(Collection entries)
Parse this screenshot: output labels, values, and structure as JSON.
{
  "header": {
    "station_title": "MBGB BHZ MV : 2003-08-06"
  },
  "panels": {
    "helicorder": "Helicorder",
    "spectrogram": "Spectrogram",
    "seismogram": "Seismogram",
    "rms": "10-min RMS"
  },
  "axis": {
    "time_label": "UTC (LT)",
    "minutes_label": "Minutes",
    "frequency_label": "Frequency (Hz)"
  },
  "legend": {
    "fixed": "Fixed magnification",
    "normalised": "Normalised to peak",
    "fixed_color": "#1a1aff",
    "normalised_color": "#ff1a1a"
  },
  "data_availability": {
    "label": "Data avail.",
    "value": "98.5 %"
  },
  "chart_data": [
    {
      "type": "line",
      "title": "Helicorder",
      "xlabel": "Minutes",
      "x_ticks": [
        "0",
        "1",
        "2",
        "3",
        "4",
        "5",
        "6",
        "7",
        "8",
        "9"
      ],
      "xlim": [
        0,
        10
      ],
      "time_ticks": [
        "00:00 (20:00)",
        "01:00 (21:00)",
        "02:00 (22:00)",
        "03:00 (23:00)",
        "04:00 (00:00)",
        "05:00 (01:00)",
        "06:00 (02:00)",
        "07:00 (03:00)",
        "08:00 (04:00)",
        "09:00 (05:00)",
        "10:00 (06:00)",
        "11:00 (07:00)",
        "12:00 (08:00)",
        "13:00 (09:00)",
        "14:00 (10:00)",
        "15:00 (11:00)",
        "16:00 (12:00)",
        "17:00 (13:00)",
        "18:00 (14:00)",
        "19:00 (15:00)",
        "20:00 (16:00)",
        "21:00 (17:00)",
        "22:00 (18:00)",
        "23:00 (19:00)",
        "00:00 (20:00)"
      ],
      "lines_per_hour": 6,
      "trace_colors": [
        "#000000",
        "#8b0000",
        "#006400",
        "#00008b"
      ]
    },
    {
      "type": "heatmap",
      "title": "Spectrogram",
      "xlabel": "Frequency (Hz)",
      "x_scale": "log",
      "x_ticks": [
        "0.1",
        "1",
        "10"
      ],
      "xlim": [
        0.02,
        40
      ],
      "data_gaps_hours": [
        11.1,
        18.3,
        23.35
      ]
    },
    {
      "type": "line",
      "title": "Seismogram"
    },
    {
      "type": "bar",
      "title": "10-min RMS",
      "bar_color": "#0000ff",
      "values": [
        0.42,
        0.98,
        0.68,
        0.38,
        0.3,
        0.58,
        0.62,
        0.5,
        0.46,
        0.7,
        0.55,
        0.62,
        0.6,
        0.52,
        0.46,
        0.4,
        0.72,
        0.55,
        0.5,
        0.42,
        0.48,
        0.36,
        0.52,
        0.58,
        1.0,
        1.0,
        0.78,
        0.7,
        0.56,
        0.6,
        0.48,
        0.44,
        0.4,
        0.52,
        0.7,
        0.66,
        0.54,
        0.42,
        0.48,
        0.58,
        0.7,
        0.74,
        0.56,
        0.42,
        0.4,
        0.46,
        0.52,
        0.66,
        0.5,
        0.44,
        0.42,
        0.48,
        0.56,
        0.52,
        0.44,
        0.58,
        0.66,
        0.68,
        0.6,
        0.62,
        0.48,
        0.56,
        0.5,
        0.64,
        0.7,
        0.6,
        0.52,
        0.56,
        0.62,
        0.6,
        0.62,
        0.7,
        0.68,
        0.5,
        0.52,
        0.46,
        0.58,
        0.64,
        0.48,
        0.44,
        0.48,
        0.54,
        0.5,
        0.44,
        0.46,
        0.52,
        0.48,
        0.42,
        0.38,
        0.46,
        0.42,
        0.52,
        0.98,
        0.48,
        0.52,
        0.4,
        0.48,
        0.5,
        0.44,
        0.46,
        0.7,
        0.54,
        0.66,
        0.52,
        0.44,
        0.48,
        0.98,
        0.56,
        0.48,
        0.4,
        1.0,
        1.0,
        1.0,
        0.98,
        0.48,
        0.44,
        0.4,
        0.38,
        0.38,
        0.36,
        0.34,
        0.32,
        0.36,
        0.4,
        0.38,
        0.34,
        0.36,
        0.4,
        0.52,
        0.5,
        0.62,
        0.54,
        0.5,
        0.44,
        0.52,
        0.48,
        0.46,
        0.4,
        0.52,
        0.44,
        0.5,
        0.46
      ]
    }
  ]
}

[TO DO]
Going through the data, tally the lines containing "Helicorder" and report only the result.

[FINAL RESULT]
2